Set problem:
Rewrite everything from the line containing "Patent image size: (1485, 1148)." down to the line containing "The wire bundle 32 is at (990, 303).", changing "isometric view" to "perspective view" and keeping all else the same.

Excerpted data:
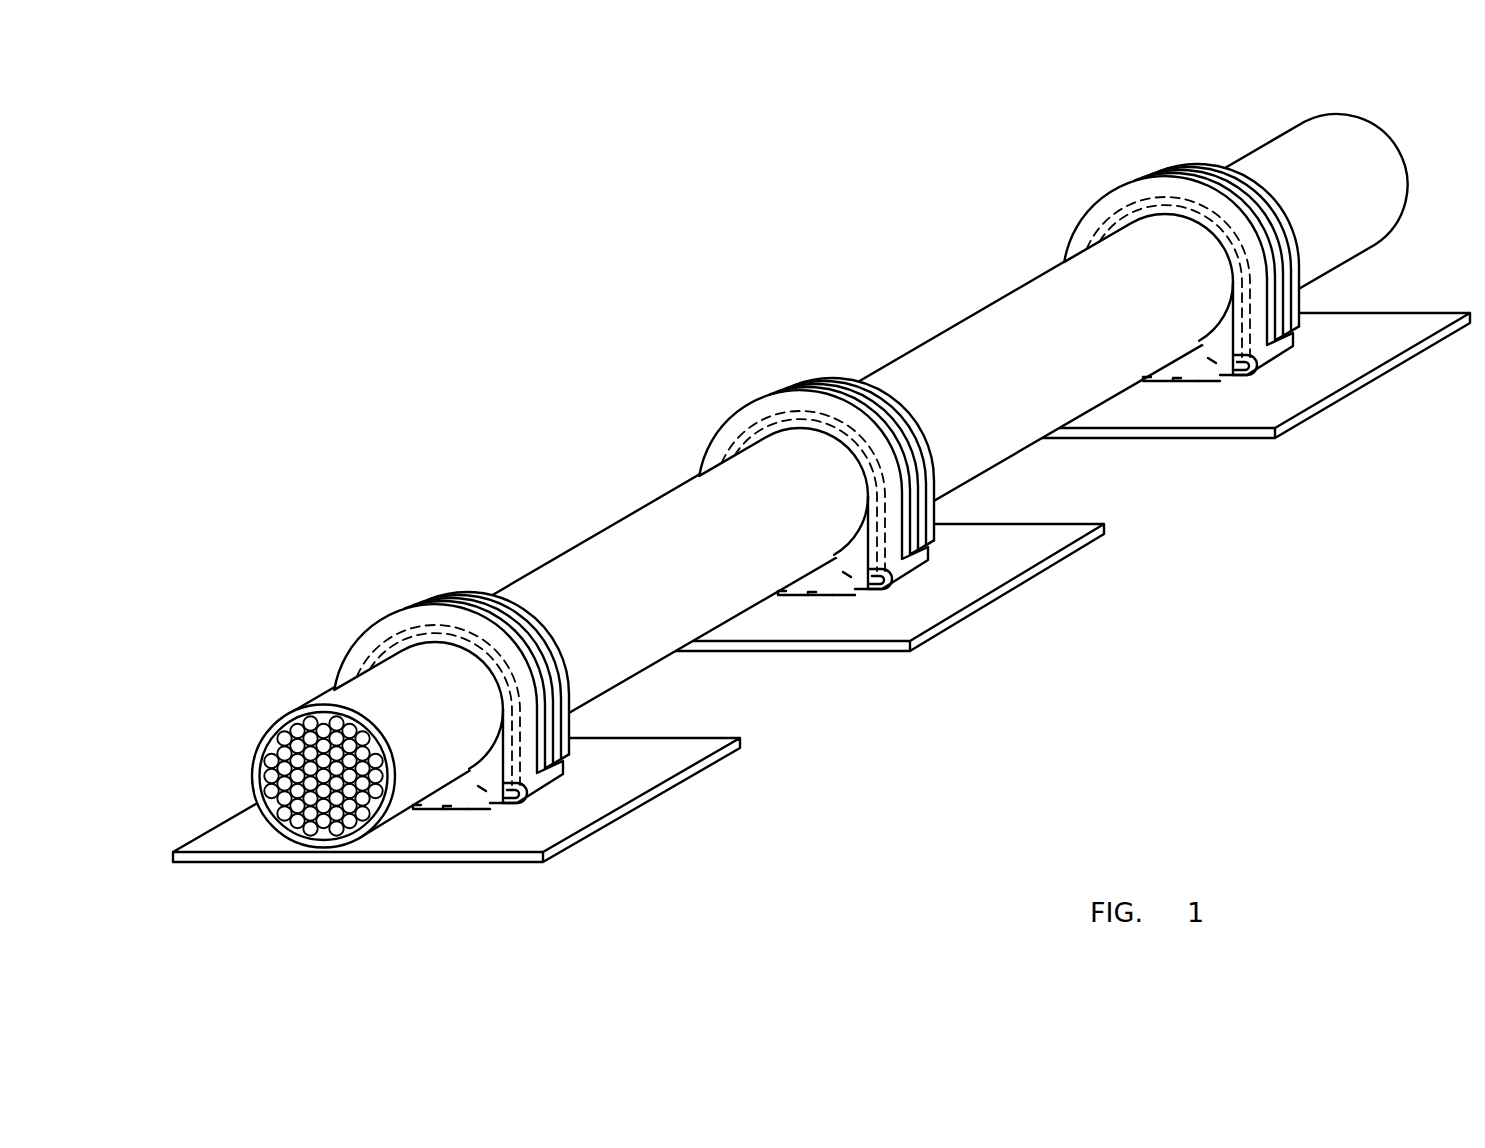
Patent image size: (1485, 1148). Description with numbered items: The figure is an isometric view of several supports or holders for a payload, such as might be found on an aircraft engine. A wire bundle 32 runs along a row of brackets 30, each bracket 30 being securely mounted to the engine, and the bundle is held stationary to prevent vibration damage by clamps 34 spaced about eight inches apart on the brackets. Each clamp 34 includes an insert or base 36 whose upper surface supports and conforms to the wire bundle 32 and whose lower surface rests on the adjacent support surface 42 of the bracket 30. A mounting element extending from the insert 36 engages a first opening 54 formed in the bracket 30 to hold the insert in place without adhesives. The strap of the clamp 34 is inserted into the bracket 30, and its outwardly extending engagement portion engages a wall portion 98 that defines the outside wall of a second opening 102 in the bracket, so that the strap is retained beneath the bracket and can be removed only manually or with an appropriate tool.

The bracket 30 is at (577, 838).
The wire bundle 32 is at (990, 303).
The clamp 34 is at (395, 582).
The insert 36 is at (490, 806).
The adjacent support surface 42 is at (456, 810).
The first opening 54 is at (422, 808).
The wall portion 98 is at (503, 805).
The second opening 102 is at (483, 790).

* * *

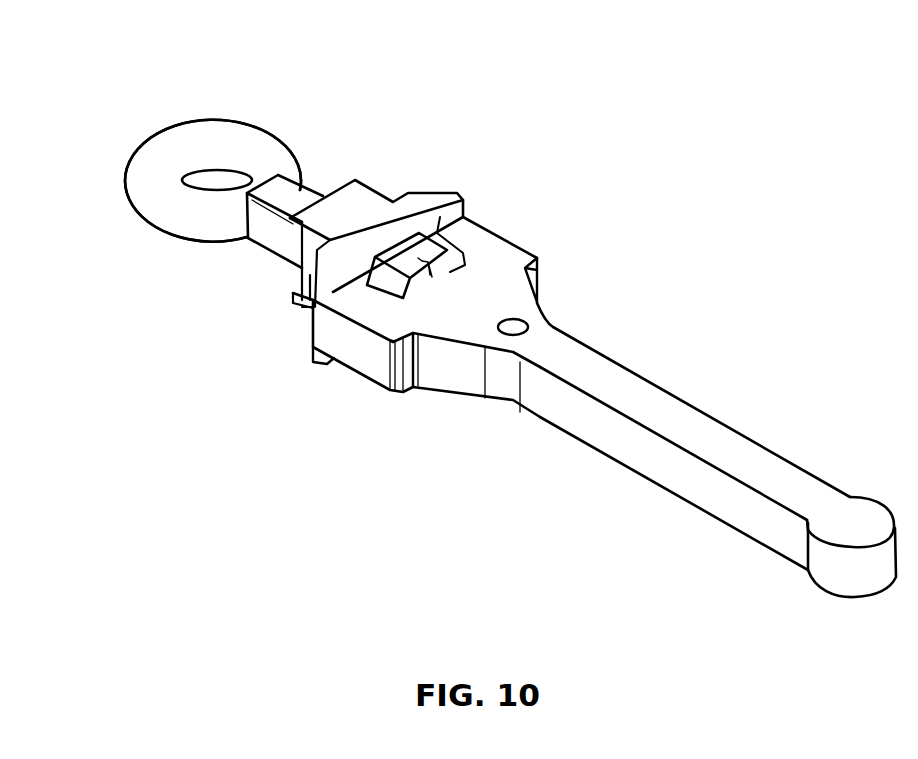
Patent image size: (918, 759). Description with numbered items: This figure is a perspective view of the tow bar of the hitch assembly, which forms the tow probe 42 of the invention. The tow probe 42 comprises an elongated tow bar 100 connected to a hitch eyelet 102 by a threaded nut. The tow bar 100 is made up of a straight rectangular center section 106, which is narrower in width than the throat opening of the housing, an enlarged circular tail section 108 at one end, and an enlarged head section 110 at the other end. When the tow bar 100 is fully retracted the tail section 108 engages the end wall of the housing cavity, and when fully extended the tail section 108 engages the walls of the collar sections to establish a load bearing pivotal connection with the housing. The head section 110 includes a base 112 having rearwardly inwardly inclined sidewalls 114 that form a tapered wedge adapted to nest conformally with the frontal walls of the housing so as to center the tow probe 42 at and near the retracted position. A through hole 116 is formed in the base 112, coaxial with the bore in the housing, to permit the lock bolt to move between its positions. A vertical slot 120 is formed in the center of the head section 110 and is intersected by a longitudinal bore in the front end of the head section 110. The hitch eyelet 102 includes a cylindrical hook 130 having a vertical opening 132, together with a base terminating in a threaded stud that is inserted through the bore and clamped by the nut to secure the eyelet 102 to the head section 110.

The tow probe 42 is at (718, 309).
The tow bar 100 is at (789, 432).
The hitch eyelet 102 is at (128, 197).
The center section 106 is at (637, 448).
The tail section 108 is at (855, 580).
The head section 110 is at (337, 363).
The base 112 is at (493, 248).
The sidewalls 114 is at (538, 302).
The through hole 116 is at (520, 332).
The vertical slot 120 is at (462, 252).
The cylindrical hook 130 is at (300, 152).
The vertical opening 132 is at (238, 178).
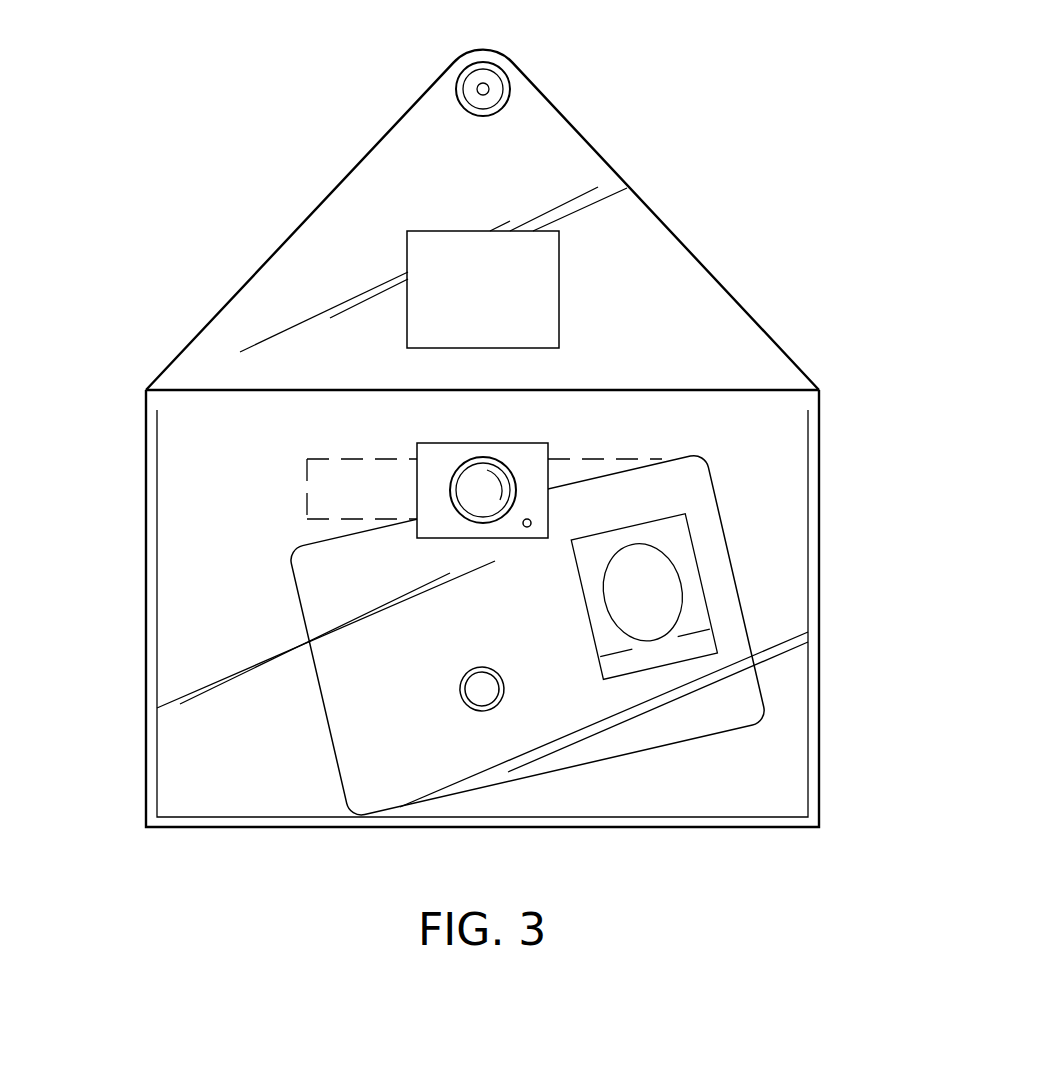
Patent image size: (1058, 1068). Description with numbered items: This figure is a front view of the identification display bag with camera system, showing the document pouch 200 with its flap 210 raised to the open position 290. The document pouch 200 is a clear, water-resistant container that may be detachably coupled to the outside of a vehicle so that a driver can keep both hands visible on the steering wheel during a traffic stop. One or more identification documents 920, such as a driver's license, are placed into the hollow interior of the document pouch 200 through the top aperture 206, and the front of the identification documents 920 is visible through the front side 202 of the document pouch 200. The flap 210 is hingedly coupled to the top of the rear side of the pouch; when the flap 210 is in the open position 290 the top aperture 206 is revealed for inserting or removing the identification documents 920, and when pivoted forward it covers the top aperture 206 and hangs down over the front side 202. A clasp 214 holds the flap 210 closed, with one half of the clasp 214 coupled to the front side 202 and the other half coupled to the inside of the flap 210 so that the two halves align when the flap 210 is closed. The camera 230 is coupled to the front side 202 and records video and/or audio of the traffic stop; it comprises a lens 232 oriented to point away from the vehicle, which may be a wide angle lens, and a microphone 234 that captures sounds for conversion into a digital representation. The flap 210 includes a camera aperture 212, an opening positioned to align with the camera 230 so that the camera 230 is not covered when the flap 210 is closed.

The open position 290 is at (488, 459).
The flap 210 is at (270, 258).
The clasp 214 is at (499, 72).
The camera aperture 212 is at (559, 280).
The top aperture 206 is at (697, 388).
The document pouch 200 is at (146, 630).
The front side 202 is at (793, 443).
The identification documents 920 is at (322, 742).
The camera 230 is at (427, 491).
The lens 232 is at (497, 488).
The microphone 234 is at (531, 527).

---

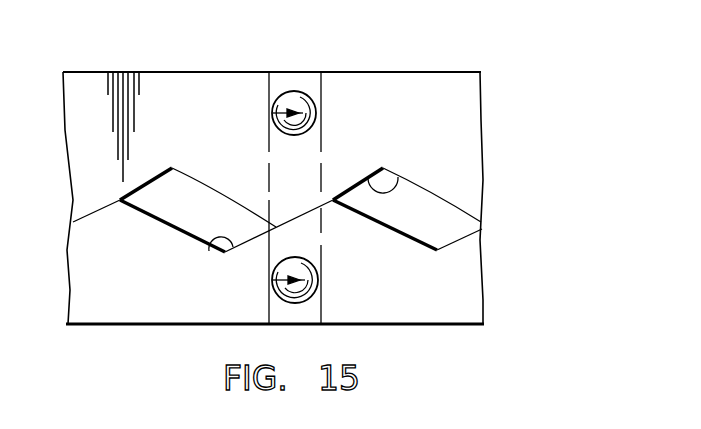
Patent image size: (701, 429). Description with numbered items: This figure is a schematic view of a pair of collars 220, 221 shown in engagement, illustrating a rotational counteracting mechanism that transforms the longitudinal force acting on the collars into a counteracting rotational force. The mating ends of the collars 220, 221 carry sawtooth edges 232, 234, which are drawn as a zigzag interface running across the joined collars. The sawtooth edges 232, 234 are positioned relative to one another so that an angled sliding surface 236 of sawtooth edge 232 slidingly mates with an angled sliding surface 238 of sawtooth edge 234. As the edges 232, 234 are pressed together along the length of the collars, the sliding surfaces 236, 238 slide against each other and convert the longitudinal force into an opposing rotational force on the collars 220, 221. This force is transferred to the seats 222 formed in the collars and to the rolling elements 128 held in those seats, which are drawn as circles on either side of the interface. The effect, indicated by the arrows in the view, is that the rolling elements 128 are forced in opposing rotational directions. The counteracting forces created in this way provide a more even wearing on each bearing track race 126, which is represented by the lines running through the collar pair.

Solution for this exercise:
Patent image size: (1485, 1148). Description with numbered items: The figure is an perspective view of several supports or holders for a payload, such as might be found on an aircraft engine. A wire bundle 32 runs along a row of brackets 30, each bracket 30 being securely mounted to the engine, and the bundle is held stationary to prevent vibration damage by clamps 34 spaced about eight inches apart on the brackets. Each clamp 34 includes an insert or base 36 whose upper surface supports and conforms to the wire bundle 32 and whose lower surface rests on the adjacent support surface 42 of the bracket 30. A mounting element extending from the insert 36 engages a first opening 54 formed in the bracket 30 to hold the insert in place without adhesives. The strap of the clamp 34 is inserted into the bracket 30, and its outwardly extending engagement portion engages a wall portion 98 that defines the outside wall of a second opening 102 in the bracket, so that the strap is retained beneath the bracket and can be removed only manually or with an appropriate tool.

The bracket 30 is at (577, 838).
The wire bundle 32 is at (990, 303).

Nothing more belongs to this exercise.